(Chart and figure data)
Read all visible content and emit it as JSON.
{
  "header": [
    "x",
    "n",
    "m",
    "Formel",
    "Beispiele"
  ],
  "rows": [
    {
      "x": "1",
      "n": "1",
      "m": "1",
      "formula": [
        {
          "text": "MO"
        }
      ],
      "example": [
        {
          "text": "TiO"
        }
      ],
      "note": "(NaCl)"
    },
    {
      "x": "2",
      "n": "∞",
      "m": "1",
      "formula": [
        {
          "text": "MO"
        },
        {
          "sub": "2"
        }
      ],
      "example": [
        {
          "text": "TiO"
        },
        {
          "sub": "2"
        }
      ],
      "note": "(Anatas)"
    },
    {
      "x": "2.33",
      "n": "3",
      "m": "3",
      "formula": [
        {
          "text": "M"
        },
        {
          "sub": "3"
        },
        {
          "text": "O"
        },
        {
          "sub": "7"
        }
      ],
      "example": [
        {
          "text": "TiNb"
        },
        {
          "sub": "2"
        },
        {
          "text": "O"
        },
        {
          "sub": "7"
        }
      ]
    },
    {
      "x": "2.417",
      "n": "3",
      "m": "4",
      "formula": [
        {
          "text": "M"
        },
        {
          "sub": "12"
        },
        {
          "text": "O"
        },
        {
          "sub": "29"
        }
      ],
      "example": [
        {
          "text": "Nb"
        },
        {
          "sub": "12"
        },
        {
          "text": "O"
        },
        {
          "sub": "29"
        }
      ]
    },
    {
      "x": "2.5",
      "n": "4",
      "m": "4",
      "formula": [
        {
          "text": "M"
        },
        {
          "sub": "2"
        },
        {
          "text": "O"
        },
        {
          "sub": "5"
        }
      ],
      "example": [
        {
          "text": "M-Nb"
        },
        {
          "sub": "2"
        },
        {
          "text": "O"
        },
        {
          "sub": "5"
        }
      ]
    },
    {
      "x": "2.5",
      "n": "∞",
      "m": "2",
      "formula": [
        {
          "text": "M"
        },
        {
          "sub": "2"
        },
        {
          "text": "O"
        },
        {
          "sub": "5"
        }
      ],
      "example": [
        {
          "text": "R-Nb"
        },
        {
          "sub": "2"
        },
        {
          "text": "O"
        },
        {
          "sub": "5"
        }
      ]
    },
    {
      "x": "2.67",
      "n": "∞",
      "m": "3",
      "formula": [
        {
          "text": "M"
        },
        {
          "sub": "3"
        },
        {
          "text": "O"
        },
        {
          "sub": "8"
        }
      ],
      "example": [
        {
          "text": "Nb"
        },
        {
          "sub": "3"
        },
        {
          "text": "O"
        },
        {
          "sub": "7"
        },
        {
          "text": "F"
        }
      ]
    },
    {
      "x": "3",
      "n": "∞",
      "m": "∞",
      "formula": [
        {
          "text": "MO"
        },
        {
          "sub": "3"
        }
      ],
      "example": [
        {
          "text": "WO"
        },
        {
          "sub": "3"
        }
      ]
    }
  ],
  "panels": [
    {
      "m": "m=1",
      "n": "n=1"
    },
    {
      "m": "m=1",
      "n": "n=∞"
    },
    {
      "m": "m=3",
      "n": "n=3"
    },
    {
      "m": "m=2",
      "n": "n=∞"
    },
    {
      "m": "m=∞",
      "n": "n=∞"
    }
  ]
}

* [Your objective] Transcribe the whole listing exactly.

* [In response]
Read all visible content and emit it as JSON.
{
  "header": [
    "x",
    "n",
    "m",
    "Formel",
    "Beispiele"
  ],
  "rows": [
    {
      "x": "1",
      "n": "1",
      "m": "1",
      "formula": [
        {
          "text": "MO"
        }
      ],
      "example": [
        {
          "text": "TiO"
        }
      ],
      "note": "(NaCl)"
    },
    {
      "x": "2",
      "n": "∞",
      "m": "1",
      "formula": [
        {
          "text": "MO"
        },
        {
          "sub": "2"
        }
      ],
      "example": [
        {
          "text": "TiO"
        },
        {
          "sub": "2"
        }
      ],
      "note": "(Anatas)"
    },
    {
      "x": "2.33",
      "n": "3",
      "m": "3",
      "formula": [
        {
          "text": "M"
        },
        {
          "sub": "3"
        },
        {
          "text": "O"
        },
        {
          "sub": "7"
        }
      ],
      "example": [
        {
          "text": "TiNb"
        },
        {
          "sub": "2"
        },
        {
          "text": "O"
        },
        {
          "sub": "7"
        }
      ]
    },
    {
      "x": "2.417",
      "n": "3",
      "m": "4",
      "formula": [
        {
          "text": "M"
        },
        {
          "sub": "12"
        },
        {
          "text": "O"
        },
        {
          "sub": "29"
        }
      ],
      "example": [
        {
          "text": "Nb"
        },
        {
          "sub": "12"
        },
        {
          "text": "O"
        },
        {
          "sub": "29"
        }
      ]
    },
    {
      "x": "2.5",
      "n": "4",
      "m": "4",
      "formula": [
        {
          "text": "M"
        },
        {
          "sub": "2"
        },
        {
          "text": "O"
        },
        {
          "sub": "5"
        }
      ],
      "example": [
        {
          "text": "M-Nb"
        },
        {
          "sub": "2"
        },
        {
          "text": "O"
        },
        {
          "sub": "5"
        }
      ]
    },
    {
      "x": "2.5",
      "n": "∞",
      "m": "2",
      "formula": [
        {
          "text": "M"
        },
        {
          "sub": "2"
        },
        {
          "text": "O"
        },
        {
          "sub": "5"
        }
      ],
      "example": [
        {
          "text": "R-Nb"
        },
        {
          "sub": "2"
        },
        {
          "text": "O"
        },
        {
          "sub": "5"
        }
      ]
    },
    {
      "x": "2.67",
      "n": "∞",
      "m": "3",
      "formula": [
        {
          "text": "M"
        },
        {
          "sub": "3"
        },
        {
          "text": "O"
        },
        {
          "sub": "8"
        }
      ],
      "example": [
        {
          "text": "Nb"
        },
        {
          "sub": "3"
        },
        {
          "text": "O"
        },
        {
          "sub": "7"
        },
        {
          "text": "F"
        }
      ]
    },
    {
      "x": "3",
      "n": "∞",
      "m": "∞",
      "formula": [
        {
          "text": "MO"
        },
        {
          "sub": "3"
        }
      ],
      "example": [
        {
          "text": "WO"
        },
        {
          "sub": "3"
        }
      ]
    }
  ],
  "panels": [
    {
      "m": "m=1",
      "n": "n=1"
    },
    {
      "m": "m=1",
      "n": "n=∞"
    },
    {
      "m": "m=3",
      "n": "n=3"
    },
    {
      "m": "m=2",
      "n": "n=∞"
    },
    {
      "m": "m=∞",
      "n": "n=∞"
    }
  ]
}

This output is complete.